:: WHAT TO DO ::
Quote every line as given.

:: RECORDS FOR THE EXERCISE ::
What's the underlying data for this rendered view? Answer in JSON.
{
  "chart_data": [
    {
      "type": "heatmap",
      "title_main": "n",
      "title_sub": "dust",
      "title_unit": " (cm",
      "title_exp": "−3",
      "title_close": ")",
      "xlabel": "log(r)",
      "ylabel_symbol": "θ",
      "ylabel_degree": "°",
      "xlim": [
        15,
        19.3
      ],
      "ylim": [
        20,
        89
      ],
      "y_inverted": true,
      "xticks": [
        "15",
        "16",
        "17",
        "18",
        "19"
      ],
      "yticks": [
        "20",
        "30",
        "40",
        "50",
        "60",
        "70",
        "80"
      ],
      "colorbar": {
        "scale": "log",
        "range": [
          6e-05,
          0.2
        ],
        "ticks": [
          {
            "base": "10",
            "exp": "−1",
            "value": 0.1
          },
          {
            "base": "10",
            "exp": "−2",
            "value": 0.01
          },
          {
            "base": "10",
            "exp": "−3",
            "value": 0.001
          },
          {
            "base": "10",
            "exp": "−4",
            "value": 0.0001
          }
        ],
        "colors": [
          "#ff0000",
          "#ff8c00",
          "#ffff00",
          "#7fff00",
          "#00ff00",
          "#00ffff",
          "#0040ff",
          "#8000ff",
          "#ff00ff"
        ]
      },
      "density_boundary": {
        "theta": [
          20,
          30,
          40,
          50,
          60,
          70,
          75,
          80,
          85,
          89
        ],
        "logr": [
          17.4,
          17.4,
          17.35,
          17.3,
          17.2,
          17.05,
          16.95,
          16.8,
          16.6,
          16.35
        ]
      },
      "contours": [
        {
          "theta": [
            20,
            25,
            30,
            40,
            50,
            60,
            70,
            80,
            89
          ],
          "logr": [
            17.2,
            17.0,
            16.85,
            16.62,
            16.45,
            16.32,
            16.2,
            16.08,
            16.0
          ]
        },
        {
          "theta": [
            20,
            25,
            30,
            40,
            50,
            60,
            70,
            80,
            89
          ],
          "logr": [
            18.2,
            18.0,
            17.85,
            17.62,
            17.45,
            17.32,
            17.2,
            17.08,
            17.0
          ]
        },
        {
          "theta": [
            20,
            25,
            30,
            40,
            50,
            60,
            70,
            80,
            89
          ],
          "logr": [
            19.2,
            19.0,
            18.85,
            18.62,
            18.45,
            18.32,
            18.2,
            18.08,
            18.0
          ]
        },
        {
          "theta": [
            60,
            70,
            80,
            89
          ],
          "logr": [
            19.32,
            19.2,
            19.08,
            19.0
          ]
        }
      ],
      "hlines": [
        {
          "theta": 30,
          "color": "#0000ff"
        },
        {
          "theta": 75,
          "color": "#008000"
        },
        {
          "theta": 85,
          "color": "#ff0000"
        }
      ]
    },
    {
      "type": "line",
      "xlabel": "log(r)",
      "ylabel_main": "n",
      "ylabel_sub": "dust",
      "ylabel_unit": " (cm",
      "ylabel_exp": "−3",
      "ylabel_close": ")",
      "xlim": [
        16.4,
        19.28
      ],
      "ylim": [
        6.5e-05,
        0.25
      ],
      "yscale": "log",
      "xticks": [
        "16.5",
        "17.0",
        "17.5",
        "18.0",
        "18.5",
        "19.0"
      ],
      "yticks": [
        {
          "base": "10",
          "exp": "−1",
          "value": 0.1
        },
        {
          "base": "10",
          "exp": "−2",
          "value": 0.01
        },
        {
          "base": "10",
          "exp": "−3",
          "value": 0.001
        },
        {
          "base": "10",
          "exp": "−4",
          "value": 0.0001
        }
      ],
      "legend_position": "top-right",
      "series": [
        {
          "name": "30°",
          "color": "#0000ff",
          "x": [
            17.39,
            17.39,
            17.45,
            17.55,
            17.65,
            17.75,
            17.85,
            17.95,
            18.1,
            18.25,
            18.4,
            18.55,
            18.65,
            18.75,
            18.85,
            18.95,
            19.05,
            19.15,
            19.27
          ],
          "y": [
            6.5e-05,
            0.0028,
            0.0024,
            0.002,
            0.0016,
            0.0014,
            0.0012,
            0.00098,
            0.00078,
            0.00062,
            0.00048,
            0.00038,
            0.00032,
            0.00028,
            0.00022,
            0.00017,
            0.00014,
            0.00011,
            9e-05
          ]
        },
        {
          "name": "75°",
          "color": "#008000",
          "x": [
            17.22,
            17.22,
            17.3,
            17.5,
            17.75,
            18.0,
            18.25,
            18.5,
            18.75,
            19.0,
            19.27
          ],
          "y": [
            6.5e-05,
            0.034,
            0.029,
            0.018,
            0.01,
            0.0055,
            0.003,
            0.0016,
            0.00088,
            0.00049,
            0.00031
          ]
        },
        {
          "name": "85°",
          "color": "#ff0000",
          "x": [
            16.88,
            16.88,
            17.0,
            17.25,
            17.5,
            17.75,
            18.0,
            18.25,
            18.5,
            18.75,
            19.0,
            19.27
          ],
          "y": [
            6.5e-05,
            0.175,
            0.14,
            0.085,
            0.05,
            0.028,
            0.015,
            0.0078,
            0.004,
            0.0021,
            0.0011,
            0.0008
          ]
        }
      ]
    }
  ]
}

:: ANSWER FOR THIS EXERCISE ::
What's the underlying data for this rendered view? Answer in JSON.
{
  "chart_data": [
    {
      "type": "heatmap",
      "title_main": "n",
      "title_sub": "dust",
      "title_unit": " (cm",
      "title_exp": "−3",
      "title_close": ")",
      "xlabel": "log(r)",
      "ylabel_symbol": "θ",
      "ylabel_degree": "°",
      "xlim": [
        15,
        19.3
      ],
      "ylim": [
        20,
        89
      ],
      "y_inverted": true,
      "xticks": [
        "15",
        "16",
        "17",
        "18",
        "19"
      ],
      "yticks": [
        "20",
        "30",
        "40",
        "50",
        "60",
        "70",
        "80"
      ],
      "colorbar": {
        "scale": "log",
        "range": [
          6e-05,
          0.2
        ],
        "ticks": [
          {
            "base": "10",
            "exp": "−1",
            "value": 0.1
          },
          {
            "base": "10",
            "exp": "−2",
            "value": 0.01
          },
          {
            "base": "10",
            "exp": "−3",
            "value": 0.001
          },
          {
            "base": "10",
            "exp": "−4",
            "value": 0.0001
          }
        ],
        "colors": [
          "#ff0000",
          "#ff8c00",
          "#ffff00",
          "#7fff00",
          "#00ff00",
          "#00ffff",
          "#0040ff",
          "#8000ff",
          "#ff00ff"
        ]
      },
      "density_boundary": {
        "theta": [
          20,
          30,
          40,
          50,
          60,
          70,
          75,
          80,
          85,
          89
        ],
        "logr": [
          17.4,
          17.4,
          17.35,
          17.3,
          17.2,
          17.05,
          16.95,
          16.8,
          16.6,
          16.35
        ]
      },
      "contours": [
        {
          "theta": [
            20,
            25,
            30,
            40,
            50,
            60,
            70,
            80,
            89
          ],
          "logr": [
            17.2,
            17.0,
            16.85,
            16.62,
            16.45,
            16.32,
            16.2,
            16.08,
            16.0
          ]
        },
        {
          "theta": [
            20,
            25,
            30,
            40,
            50,
            60,
            70,
            80,
            89
          ],
          "logr": [
            18.2,
            18.0,
            17.85,
            17.62,
            17.45,
            17.32,
            17.2,
            17.08,
            17.0
          ]
        },
        {
          "theta": [
            20,
            25,
            30,
            40,
            50,
            60,
            70,
            80,
            89
          ],
          "logr": [
            19.2,
            19.0,
            18.85,
            18.62,
            18.45,
            18.32,
            18.2,
            18.08,
            18.0
          ]
        },
        {
          "theta": [
            60,
            70,
            80,
            89
          ],
          "logr": [
            19.32,
            19.2,
            19.08,
            19.0
          ]
        }
      ],
      "hlines": [
        {
          "theta": 30,
          "color": "#0000ff"
        },
        {
          "theta": 75,
          "color": "#008000"
        },
        {
          "theta": 85,
          "color": "#ff0000"
        }
      ]
    },
    {
      "type": "line",
      "xlabel": "log(r)",
      "ylabel_main": "n",
      "ylabel_sub": "dust",
      "ylabel_unit": " (cm",
      "ylabel_exp": "−3",
      "ylabel_close": ")",
      "xlim": [
        16.4,
        19.28
      ],
      "ylim": [
        6.5e-05,
        0.25
      ],
      "yscale": "log",
      "xticks": [
        "16.5",
        "17.0",
        "17.5",
        "18.0",
        "18.5",
        "19.0"
      ],
      "yticks": [
        {
          "base": "10",
          "exp": "−1",
          "value": 0.1
        },
        {
          "base": "10",
          "exp": "−2",
          "value": 0.01
        },
        {
          "base": "10",
          "exp": "−3",
          "value": 0.001
        },
        {
          "base": "10",
          "exp": "−4",
          "value": 0.0001
        }
      ],
      "legend_position": "top-right",
      "series": [
        {
          "name": "30°",
          "color": "#0000ff",
          "x": [
            17.39,
            17.39,
            17.45,
            17.55,
            17.65,
            17.75,
            17.85,
            17.95,
            18.1,
            18.25,
            18.4,
            18.55,
            18.65,
            18.75,
            18.85,
            18.95,
            19.05,
            19.15,
            19.27
          ],
          "y": [
            6.5e-05,
            0.0028,
            0.0024,
            0.002,
            0.0016,
            0.0014,
            0.0012,
            0.00098,
            0.00078,
            0.00062,
            0.00048,
            0.00038,
            0.00032,
            0.00028,
            0.00022,
            0.00017,
            0.00014,
            0.00011,
            9e-05
          ]
        },
        {
          "name": "75°",
          "color": "#008000",
          "x": [
            17.22,
            17.22,
            17.3,
            17.5,
            17.75,
            18.0,
            18.25,
            18.5,
            18.75,
            19.0,
            19.27
          ],
          "y": [
            6.5e-05,
            0.034,
            0.029,
            0.018,
            0.01,
            0.0055,
            0.003,
            0.0016,
            0.00088,
            0.00049,
            0.00031
          ]
        },
        {
          "name": "85°",
          "color": "#ff0000",
          "x": [
            16.88,
            16.88,
            17.0,
            17.25,
            17.5,
            17.75,
            18.0,
            18.25,
            18.5,
            18.75,
            19.0,
            19.27
          ],
          "y": [
            6.5e-05,
            0.175,
            0.14,
            0.085,
            0.05,
            0.028,
            0.015,
            0.0078,
            0.004,
            0.0021,
            0.0011,
            0.0008
          ]
        }
      ]
    }
  ]
}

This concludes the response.